* begin *
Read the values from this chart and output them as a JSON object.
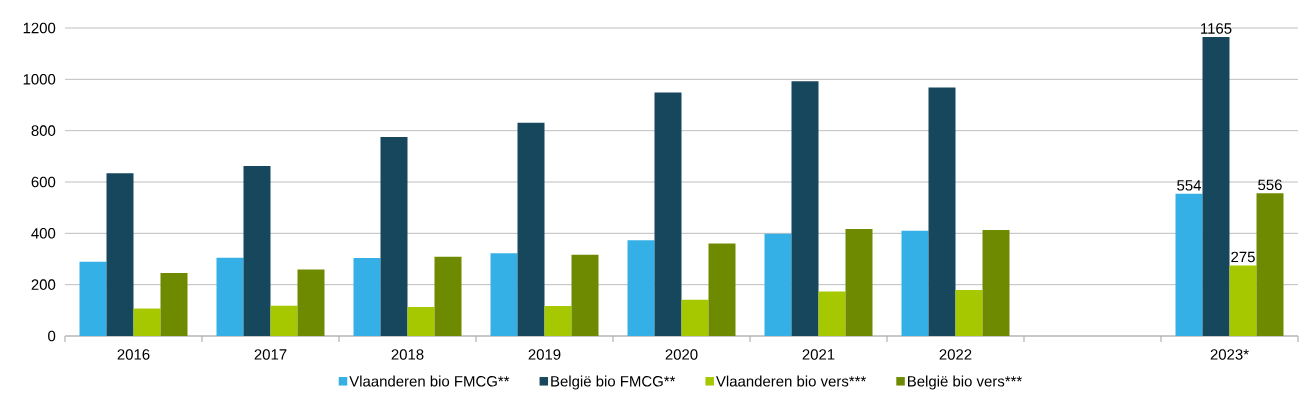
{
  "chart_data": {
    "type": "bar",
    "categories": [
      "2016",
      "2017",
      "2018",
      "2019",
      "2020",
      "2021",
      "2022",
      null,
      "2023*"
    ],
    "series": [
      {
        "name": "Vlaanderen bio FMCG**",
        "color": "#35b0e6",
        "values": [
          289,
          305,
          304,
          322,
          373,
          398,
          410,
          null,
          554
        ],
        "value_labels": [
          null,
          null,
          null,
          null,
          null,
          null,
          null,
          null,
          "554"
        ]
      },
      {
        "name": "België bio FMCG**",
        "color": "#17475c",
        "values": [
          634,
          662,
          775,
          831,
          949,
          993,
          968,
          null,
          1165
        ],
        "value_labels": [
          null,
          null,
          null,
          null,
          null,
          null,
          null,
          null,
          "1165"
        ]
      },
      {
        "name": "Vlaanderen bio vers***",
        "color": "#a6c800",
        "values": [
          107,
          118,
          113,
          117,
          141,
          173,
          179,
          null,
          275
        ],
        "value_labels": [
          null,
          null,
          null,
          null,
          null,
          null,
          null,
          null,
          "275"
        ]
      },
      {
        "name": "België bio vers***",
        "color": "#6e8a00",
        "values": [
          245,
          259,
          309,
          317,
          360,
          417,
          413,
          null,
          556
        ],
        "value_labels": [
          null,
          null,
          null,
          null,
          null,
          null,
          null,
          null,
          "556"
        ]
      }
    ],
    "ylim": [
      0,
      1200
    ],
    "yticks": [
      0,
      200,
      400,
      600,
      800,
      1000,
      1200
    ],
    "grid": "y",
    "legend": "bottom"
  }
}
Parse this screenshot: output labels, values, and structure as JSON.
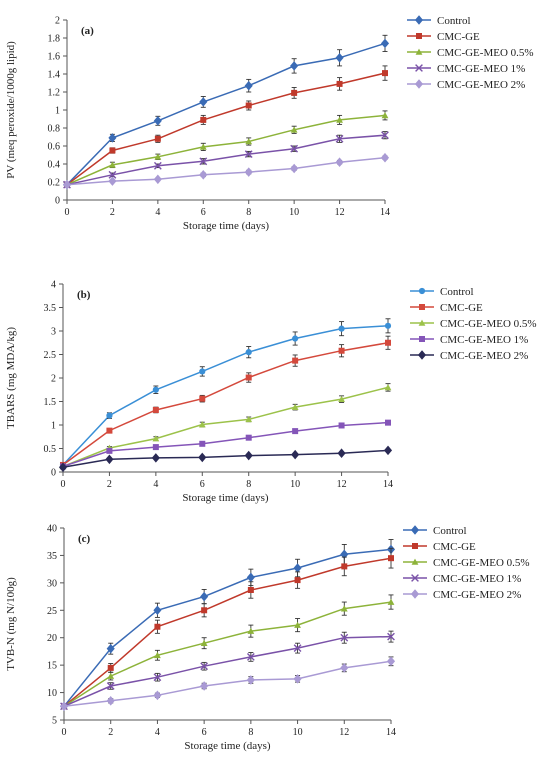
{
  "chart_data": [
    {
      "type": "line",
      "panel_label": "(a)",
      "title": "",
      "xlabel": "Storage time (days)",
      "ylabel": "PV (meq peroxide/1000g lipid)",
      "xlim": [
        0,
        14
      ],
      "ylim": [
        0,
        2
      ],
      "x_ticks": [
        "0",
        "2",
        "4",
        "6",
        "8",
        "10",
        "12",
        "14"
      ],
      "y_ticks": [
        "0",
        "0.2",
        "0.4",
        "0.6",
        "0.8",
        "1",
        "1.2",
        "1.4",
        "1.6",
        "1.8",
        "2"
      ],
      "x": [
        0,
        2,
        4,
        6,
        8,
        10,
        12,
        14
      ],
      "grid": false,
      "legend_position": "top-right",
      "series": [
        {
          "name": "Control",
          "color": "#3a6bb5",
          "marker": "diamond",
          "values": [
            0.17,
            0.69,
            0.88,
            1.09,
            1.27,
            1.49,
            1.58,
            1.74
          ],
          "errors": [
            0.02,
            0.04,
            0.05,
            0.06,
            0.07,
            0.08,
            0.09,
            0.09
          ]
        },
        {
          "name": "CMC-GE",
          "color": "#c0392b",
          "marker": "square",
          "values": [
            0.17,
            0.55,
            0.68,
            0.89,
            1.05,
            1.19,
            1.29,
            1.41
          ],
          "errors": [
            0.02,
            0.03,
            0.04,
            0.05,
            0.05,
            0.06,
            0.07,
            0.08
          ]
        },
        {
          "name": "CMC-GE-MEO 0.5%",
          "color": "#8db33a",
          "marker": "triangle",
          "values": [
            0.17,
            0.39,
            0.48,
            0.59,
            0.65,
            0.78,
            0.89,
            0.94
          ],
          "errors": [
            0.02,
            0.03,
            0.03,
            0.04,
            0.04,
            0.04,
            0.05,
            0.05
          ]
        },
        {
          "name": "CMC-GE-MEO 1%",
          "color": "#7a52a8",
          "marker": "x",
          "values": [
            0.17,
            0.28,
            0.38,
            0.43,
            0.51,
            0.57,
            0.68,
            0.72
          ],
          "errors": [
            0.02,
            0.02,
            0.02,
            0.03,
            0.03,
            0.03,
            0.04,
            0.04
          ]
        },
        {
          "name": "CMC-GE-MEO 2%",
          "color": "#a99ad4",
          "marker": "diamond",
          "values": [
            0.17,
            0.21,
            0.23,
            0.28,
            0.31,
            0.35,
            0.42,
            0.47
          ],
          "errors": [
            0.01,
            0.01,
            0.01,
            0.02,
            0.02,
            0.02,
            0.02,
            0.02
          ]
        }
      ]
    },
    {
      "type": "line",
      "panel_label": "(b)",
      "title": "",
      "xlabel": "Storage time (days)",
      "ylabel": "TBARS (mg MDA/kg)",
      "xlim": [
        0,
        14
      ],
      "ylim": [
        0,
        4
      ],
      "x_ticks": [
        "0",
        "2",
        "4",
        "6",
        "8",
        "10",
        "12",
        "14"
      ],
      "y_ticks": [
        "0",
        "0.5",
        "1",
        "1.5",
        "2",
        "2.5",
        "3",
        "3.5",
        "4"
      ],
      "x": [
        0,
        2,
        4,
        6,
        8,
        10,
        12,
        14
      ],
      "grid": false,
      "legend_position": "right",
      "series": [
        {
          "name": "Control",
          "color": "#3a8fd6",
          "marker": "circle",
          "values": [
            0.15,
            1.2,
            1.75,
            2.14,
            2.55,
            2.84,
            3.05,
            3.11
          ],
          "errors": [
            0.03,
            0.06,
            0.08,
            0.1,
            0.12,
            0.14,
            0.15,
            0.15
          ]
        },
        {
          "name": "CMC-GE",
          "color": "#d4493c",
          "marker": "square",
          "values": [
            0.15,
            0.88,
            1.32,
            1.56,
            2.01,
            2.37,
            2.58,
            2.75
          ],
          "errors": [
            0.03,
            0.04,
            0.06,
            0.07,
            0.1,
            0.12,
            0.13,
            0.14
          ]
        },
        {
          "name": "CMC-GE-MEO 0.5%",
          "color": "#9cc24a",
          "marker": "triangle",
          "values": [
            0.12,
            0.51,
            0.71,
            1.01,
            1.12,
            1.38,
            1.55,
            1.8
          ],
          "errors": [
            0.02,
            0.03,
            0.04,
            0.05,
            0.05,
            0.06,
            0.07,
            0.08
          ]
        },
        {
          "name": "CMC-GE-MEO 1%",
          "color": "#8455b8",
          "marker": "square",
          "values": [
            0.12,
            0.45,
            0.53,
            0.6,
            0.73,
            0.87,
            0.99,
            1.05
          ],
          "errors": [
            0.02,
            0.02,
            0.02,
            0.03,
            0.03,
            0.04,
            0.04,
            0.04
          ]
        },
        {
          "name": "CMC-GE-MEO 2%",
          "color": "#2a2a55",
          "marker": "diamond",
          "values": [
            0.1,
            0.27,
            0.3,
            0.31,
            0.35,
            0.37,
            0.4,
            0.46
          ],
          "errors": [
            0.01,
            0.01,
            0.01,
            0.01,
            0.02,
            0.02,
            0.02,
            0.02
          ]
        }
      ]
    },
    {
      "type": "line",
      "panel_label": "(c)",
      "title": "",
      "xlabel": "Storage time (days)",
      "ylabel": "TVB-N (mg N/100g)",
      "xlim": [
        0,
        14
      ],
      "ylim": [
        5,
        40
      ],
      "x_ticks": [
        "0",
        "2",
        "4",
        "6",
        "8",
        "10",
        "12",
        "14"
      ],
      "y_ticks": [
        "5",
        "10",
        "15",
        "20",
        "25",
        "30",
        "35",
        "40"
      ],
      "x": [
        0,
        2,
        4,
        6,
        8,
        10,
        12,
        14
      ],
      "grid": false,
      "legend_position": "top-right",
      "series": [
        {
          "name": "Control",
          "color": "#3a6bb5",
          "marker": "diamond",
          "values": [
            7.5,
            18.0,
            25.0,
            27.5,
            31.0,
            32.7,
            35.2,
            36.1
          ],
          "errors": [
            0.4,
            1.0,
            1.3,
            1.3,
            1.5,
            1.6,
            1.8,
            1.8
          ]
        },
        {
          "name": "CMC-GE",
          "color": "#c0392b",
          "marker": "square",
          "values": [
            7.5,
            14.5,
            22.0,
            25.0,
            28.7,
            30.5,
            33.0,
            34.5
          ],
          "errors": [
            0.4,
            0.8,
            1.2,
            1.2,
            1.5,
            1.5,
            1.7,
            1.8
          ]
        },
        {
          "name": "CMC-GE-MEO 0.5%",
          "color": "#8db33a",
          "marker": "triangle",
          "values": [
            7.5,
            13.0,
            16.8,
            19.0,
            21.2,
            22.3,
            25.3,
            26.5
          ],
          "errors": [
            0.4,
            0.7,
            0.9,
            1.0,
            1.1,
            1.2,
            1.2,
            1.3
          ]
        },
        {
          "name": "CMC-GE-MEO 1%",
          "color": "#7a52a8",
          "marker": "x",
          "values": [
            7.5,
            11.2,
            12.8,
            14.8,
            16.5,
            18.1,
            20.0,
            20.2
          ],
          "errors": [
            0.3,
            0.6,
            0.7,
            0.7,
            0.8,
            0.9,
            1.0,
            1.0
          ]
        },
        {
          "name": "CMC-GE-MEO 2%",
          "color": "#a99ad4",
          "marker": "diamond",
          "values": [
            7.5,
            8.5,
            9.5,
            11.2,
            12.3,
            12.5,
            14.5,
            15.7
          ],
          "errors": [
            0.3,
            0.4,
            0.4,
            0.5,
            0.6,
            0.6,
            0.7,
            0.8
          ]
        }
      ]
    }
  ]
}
* end *
* begin *
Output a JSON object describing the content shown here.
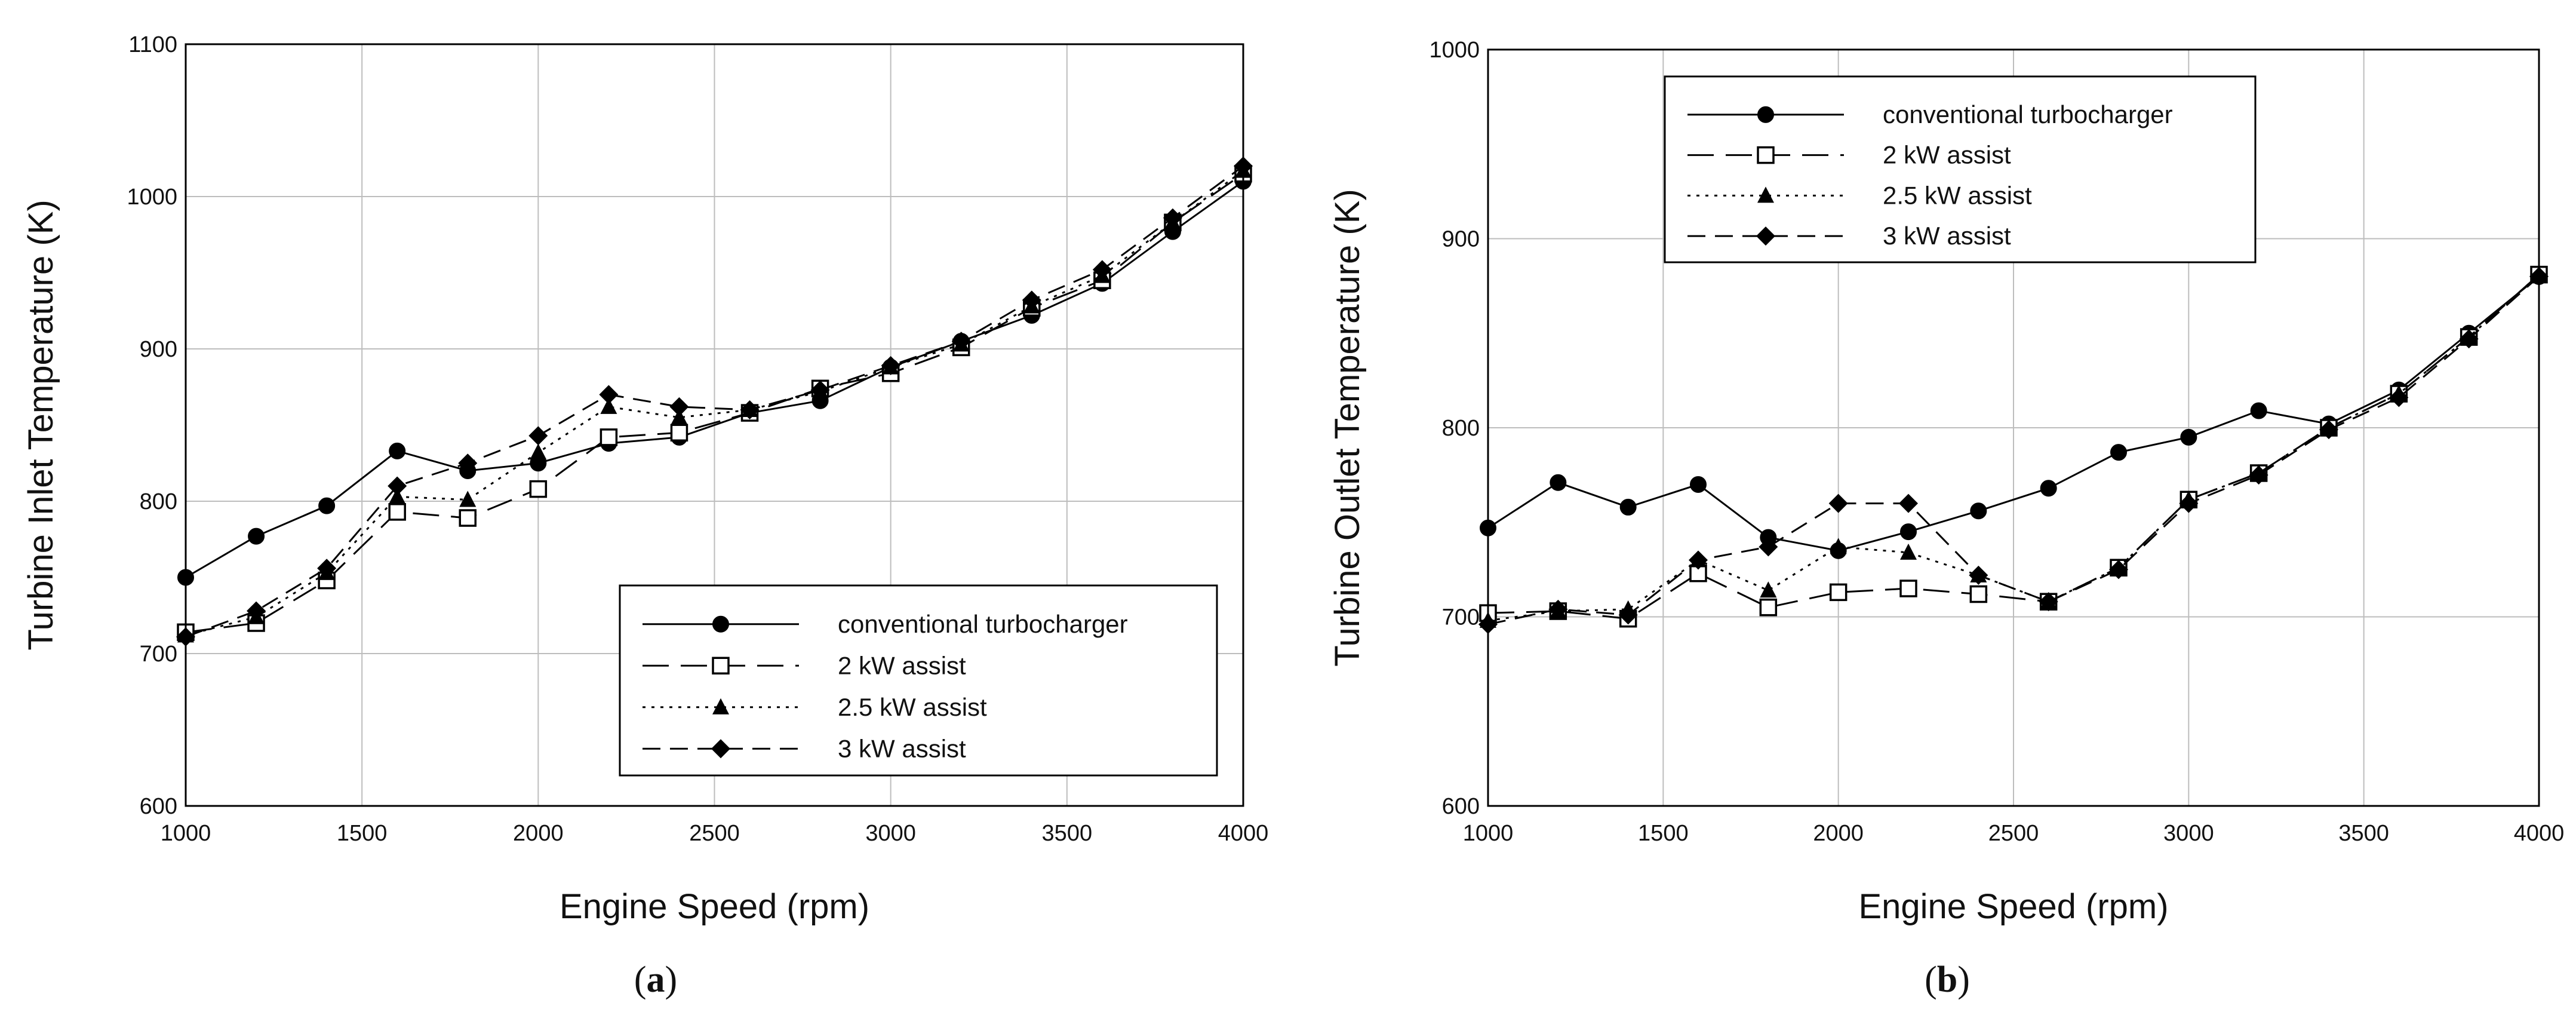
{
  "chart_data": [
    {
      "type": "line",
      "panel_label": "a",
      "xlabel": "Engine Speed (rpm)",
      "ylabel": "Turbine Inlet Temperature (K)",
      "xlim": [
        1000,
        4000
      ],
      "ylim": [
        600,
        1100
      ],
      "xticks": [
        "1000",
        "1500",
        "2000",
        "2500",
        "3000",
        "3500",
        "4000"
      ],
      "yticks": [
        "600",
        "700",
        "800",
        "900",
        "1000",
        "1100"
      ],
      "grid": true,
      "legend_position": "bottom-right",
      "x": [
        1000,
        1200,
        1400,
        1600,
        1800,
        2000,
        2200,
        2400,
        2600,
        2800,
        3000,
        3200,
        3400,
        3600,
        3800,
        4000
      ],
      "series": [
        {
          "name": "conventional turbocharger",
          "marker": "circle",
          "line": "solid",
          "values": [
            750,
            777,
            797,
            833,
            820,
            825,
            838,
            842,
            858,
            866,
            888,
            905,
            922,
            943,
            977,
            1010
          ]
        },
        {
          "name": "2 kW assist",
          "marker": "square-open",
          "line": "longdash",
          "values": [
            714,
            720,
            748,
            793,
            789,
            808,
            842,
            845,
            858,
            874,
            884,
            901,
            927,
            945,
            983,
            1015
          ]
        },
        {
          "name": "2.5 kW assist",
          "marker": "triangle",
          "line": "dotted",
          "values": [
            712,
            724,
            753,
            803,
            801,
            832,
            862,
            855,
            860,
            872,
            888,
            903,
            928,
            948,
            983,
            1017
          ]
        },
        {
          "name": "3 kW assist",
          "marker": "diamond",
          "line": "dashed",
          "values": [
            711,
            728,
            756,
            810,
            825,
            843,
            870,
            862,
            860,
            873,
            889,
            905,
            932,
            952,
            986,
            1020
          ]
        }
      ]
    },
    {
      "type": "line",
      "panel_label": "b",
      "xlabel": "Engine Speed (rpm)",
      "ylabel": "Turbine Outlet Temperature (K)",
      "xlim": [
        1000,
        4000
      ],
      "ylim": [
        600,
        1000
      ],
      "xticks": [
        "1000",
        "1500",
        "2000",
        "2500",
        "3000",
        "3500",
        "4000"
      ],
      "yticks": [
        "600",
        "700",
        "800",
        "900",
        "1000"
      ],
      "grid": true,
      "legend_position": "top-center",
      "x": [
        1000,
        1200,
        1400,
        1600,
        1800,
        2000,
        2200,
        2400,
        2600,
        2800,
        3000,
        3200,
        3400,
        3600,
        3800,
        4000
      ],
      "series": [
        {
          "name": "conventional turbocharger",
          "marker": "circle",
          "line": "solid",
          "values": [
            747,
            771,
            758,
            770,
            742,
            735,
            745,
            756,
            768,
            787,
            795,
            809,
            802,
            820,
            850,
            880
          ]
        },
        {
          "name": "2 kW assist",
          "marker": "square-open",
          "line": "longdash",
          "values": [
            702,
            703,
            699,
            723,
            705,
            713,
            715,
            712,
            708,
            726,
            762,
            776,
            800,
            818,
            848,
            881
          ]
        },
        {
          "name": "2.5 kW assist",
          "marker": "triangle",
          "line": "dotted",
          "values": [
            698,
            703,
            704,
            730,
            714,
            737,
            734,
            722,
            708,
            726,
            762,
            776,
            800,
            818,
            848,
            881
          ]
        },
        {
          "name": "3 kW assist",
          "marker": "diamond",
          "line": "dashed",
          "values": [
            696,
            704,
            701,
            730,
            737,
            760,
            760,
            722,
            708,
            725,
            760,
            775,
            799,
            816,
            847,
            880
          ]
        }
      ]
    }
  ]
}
* end *
(Problem): Check each line of the records above for the string "object", and report every line that has it.

(The answer):
Read the values from this chart and output them as a JSON object.
Output a JSON object describing the content shown here.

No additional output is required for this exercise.